== Task input ==
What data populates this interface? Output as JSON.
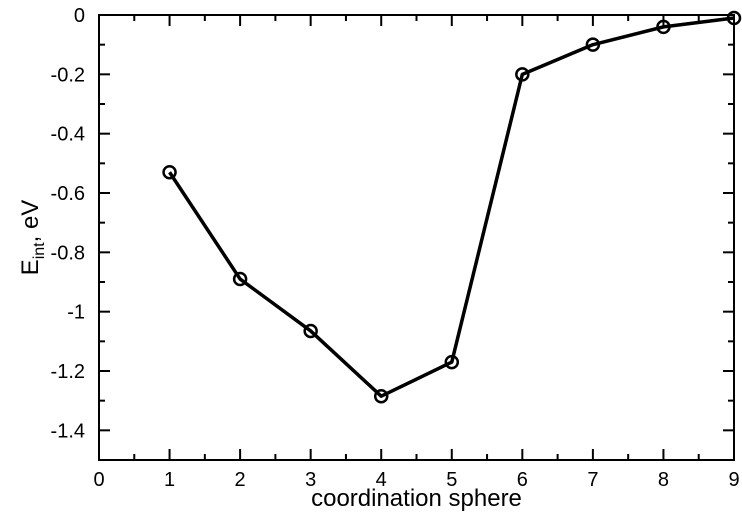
{
  "chart_data": {
    "type": "line",
    "title": "",
    "xlabel": "coordination sphere",
    "ylabel": {
      "main": "E",
      "subscript": "int",
      "suffix": ", eV"
    },
    "xlim": [
      0,
      9
    ],
    "ylim": [
      -1.5,
      0
    ],
    "x_ticks": [
      {
        "value": 0,
        "label": "0"
      },
      {
        "value": 1,
        "label": "1"
      },
      {
        "value": 2,
        "label": "2"
      },
      {
        "value": 3,
        "label": "3"
      },
      {
        "value": 4,
        "label": "4"
      },
      {
        "value": 5,
        "label": "5"
      },
      {
        "value": 6,
        "label": "6"
      },
      {
        "value": 7,
        "label": "7"
      },
      {
        "value": 8,
        "label": "8"
      },
      {
        "value": 9,
        "label": "9"
      }
    ],
    "y_ticks": [
      {
        "value": 0,
        "label": "0"
      },
      {
        "value": -0.2,
        "label": "-0.2"
      },
      {
        "value": -0.4,
        "label": "-0.4"
      },
      {
        "value": -0.6,
        "label": "-0.6"
      },
      {
        "value": -0.8,
        "label": "-0.8"
      },
      {
        "value": -1.0,
        "label": "-1"
      },
      {
        "value": -1.2,
        "label": "-1.2"
      },
      {
        "value": -1.4,
        "label": "-1.4"
      }
    ],
    "x_minor_step": 0.5,
    "y_minor_step": 0.1,
    "grid": false,
    "series": [
      {
        "color": "#000000",
        "marker": "open-circle",
        "x": [
          1,
          2,
          3,
          4,
          5,
          6,
          7,
          8,
          9
        ],
        "y": [
          -0.53,
          -0.89,
          -1.065,
          -1.285,
          -1.17,
          -0.2,
          -0.1,
          -0.04,
          -0.01
        ]
      }
    ]
  }
}
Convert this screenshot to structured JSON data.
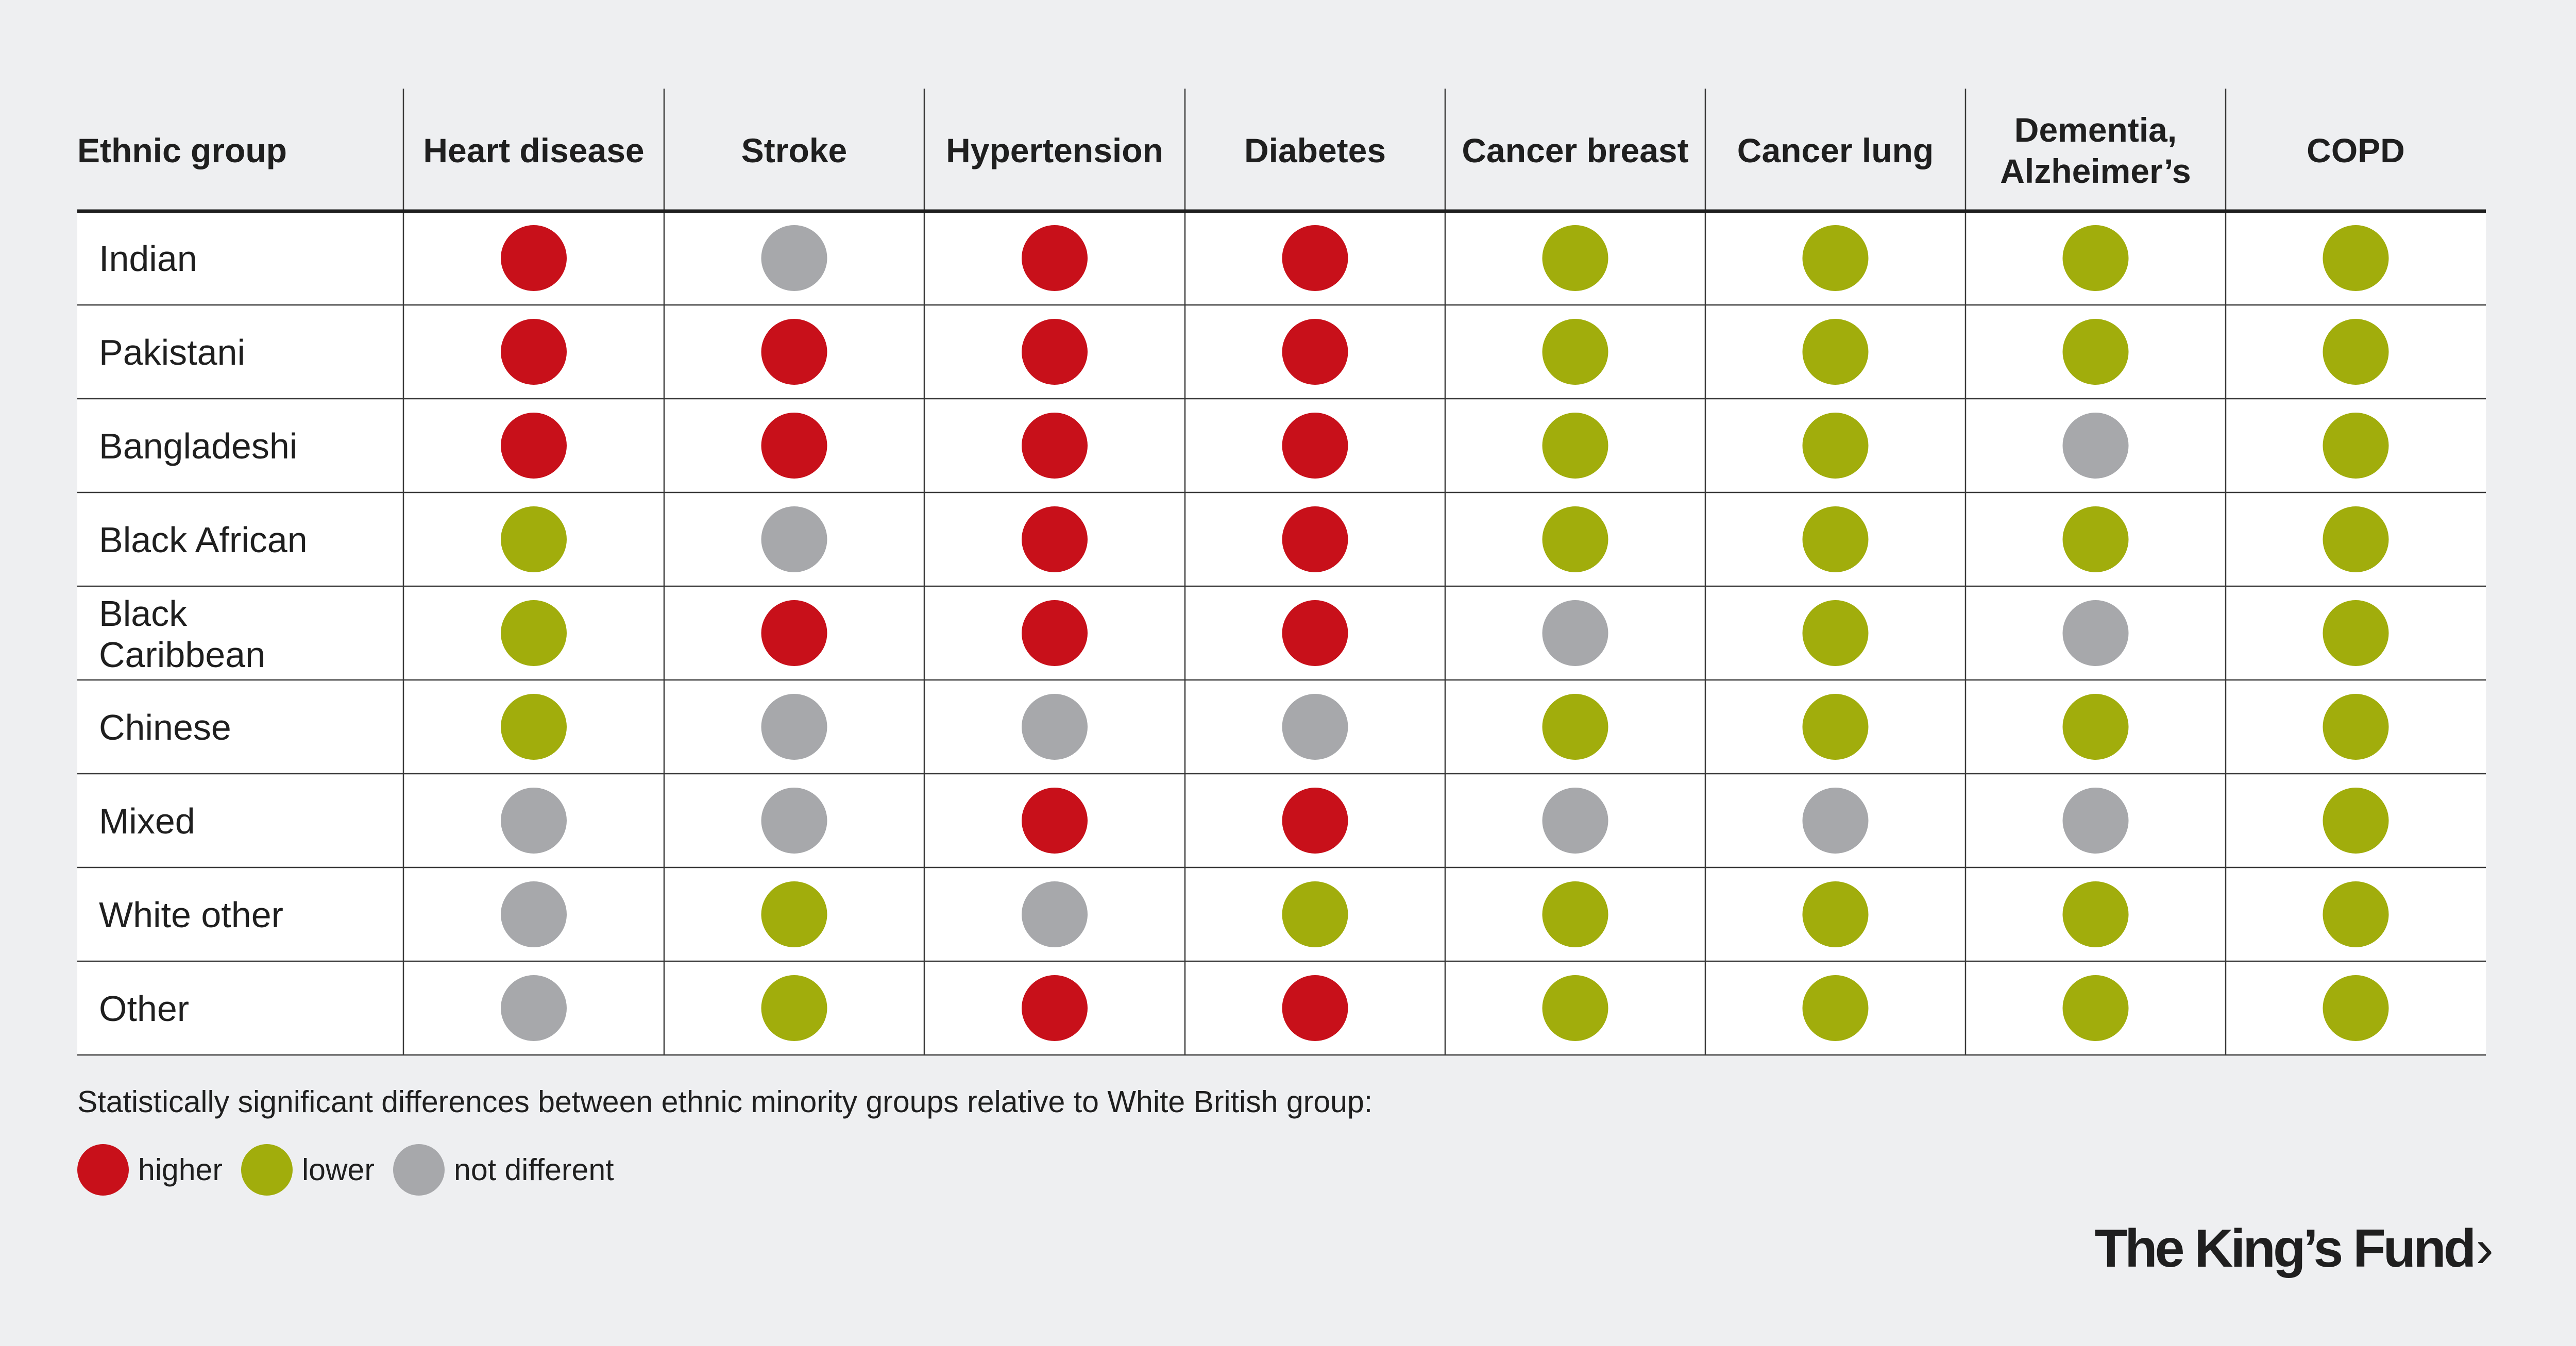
{
  "chart_data": {
    "type": "table",
    "row_header_label": "Ethnic group",
    "columns": [
      "Heart disease",
      "Stroke",
      "Hypertension",
      "Diabetes",
      "Cancer breast",
      "Cancer lung",
      "Dementia, Alzheimer’s",
      "COPD"
    ],
    "rows": [
      {
        "group": "Indian",
        "values": [
          "higher",
          "not different",
          "higher",
          "higher",
          "lower",
          "lower",
          "lower",
          "lower"
        ]
      },
      {
        "group": "Pakistani",
        "values": [
          "higher",
          "higher",
          "higher",
          "higher",
          "lower",
          "lower",
          "lower",
          "lower"
        ]
      },
      {
        "group": "Bangladeshi",
        "values": [
          "higher",
          "higher",
          "higher",
          "higher",
          "lower",
          "lower",
          "not different",
          "lower"
        ]
      },
      {
        "group": "Black African",
        "values": [
          "lower",
          "not different",
          "higher",
          "higher",
          "lower",
          "lower",
          "lower",
          "lower"
        ]
      },
      {
        "group": "Black Caribbean",
        "values": [
          "lower",
          "higher",
          "higher",
          "higher",
          "not different",
          "lower",
          "not different",
          "lower"
        ]
      },
      {
        "group": "Chinese",
        "values": [
          "lower",
          "not different",
          "not different",
          "not different",
          "lower",
          "lower",
          "lower",
          "lower"
        ]
      },
      {
        "group": "Mixed",
        "values": [
          "not different",
          "not different",
          "higher",
          "higher",
          "not different",
          "not different",
          "not different",
          "lower"
        ]
      },
      {
        "group": "White other",
        "values": [
          "not different",
          "lower",
          "not different",
          "lower",
          "lower",
          "lower",
          "lower",
          "lower"
        ]
      },
      {
        "group": "Other",
        "values": [
          "not different",
          "lower",
          "higher",
          "higher",
          "lower",
          "lower",
          "lower",
          "lower"
        ]
      }
    ],
    "categories": {
      "higher": "#c8101a",
      "lower": "#a1ad0c",
      "not different": "#a7a8ab"
    }
  },
  "legend": {
    "title": "Statistically significant differences between ethnic minority groups relative to White British group:",
    "items": [
      {
        "label": "higher",
        "color": "#c8101a"
      },
      {
        "label": "lower",
        "color": "#a1ad0c"
      },
      {
        "label": "not different",
        "color": "#a7a8ab"
      }
    ]
  },
  "brand": {
    "name": "The King’s Fund",
    "chevron": "›"
  }
}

== Task to carry out ==
Work out how many lines of the listing above include "White". Answer with the number and nothing more.

== Final result ==
2